Pull out every line with the word "caption".

:::

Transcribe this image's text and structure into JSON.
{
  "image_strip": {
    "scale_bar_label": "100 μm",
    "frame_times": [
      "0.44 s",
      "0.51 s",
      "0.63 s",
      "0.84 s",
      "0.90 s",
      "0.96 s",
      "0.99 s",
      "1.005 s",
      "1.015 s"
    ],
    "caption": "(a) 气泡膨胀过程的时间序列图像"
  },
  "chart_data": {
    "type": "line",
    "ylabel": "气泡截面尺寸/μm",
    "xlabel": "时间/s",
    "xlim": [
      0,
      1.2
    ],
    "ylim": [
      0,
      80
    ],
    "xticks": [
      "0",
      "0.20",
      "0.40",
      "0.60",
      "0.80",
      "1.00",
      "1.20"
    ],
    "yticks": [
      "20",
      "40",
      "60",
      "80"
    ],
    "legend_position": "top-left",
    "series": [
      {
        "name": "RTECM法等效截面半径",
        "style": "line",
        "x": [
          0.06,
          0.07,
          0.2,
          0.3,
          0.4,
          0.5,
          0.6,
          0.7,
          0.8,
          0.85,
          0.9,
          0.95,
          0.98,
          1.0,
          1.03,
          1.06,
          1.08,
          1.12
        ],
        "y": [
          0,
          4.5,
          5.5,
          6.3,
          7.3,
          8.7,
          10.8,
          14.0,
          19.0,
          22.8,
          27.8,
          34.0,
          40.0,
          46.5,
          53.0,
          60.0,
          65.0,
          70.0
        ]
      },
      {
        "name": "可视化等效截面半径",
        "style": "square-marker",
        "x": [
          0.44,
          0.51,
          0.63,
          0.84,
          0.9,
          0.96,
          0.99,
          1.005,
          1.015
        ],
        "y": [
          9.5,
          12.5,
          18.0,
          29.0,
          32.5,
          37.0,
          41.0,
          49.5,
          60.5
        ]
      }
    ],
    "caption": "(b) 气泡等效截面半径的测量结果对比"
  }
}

:::

#### Output:
    "caption": "(a) 气泡膨胀过程的时间序列图像"
    "caption": "(b) 气泡等效截面半径的测量结果对比"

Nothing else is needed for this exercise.